-- begin Records to use --

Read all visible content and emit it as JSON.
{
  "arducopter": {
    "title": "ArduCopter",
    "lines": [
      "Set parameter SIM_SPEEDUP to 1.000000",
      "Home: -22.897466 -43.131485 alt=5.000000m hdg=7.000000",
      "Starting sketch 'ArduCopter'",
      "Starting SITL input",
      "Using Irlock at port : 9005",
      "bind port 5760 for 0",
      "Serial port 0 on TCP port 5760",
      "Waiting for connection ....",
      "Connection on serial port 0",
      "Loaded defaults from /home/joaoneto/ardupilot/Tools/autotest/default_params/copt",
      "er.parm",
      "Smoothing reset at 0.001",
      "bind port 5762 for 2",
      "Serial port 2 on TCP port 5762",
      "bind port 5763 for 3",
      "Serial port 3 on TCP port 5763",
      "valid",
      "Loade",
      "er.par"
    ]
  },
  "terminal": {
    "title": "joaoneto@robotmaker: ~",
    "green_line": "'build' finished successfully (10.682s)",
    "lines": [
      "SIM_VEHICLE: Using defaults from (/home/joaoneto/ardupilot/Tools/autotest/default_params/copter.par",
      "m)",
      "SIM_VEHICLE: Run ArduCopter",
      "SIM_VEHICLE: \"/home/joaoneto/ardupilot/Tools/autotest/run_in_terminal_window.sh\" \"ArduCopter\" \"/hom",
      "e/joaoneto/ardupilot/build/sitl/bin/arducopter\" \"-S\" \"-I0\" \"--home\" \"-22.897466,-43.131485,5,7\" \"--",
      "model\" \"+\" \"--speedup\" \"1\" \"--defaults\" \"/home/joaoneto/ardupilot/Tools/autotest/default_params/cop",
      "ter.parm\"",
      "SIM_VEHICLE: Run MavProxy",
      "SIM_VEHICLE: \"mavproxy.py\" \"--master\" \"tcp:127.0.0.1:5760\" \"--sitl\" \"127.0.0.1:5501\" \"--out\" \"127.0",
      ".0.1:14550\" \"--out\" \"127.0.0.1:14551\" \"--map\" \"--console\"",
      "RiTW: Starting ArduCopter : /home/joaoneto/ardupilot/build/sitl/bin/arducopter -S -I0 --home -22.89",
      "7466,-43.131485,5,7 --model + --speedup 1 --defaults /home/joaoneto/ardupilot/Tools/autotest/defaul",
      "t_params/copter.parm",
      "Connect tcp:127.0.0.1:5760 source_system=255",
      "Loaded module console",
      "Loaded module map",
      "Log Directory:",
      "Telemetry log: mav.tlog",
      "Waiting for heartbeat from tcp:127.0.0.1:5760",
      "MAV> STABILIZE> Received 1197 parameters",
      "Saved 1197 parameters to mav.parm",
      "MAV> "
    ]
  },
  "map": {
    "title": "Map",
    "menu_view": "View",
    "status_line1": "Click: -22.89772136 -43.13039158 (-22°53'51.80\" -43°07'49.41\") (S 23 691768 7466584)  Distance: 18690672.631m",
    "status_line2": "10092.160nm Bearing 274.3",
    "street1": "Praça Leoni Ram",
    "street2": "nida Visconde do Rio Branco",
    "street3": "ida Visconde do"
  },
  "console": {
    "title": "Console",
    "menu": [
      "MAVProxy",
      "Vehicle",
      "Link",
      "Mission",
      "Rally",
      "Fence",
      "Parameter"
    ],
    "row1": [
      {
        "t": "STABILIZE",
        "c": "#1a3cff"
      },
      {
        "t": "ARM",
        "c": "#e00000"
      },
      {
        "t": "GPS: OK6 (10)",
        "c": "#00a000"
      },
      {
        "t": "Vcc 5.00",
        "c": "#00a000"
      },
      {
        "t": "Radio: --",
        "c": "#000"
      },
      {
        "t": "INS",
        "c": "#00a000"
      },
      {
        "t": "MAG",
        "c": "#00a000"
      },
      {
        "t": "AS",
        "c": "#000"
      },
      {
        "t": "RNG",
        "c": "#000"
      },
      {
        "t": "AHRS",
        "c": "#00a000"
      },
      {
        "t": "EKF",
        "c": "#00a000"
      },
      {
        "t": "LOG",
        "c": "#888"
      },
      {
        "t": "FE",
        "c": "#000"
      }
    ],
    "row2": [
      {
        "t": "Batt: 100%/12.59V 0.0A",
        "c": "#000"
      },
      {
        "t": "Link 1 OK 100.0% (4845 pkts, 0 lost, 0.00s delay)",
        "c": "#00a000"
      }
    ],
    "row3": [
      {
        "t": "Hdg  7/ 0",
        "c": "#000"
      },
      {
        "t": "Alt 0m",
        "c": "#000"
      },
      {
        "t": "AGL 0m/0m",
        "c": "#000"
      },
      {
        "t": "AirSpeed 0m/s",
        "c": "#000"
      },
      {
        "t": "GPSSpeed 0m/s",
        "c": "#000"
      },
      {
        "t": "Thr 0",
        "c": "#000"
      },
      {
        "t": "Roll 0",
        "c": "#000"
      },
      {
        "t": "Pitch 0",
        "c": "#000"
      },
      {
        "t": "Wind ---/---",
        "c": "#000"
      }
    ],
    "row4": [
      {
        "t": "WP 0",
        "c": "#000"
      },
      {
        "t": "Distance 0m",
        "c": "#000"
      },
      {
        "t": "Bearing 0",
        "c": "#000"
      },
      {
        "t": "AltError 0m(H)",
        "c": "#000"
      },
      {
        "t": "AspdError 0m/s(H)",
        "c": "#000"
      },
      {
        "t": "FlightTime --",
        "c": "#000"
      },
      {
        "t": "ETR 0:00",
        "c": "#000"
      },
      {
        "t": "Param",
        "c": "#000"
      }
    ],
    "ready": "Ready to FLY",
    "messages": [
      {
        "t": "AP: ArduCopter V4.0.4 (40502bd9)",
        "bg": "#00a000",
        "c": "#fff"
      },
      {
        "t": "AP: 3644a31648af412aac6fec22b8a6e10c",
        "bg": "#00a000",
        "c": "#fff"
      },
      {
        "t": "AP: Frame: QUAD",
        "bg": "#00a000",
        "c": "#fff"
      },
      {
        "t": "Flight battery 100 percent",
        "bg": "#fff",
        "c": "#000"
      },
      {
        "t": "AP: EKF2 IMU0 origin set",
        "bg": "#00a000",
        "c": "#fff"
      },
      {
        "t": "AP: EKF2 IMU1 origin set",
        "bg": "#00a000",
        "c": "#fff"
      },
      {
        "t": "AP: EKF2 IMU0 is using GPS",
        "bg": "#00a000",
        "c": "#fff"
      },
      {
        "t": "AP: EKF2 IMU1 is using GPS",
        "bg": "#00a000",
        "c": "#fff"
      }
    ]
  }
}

-- end Records to use --

Set problem. Show each line holding the word "build".

Exercise solution.
    "green_line": "'build' finished successfully (10.682s)",
      "e/joaoneto/ardupilot/build/sitl/bin/arducopter\" \"-S\" \"-I0\" \"--home\" \"-22.897466,-43.131485,5,7\" \"--",
      "RiTW: Starting ArduCopter : /home/joaoneto/ardupilot/build/sitl/bin/arducopter -S -I0 --home -22.89",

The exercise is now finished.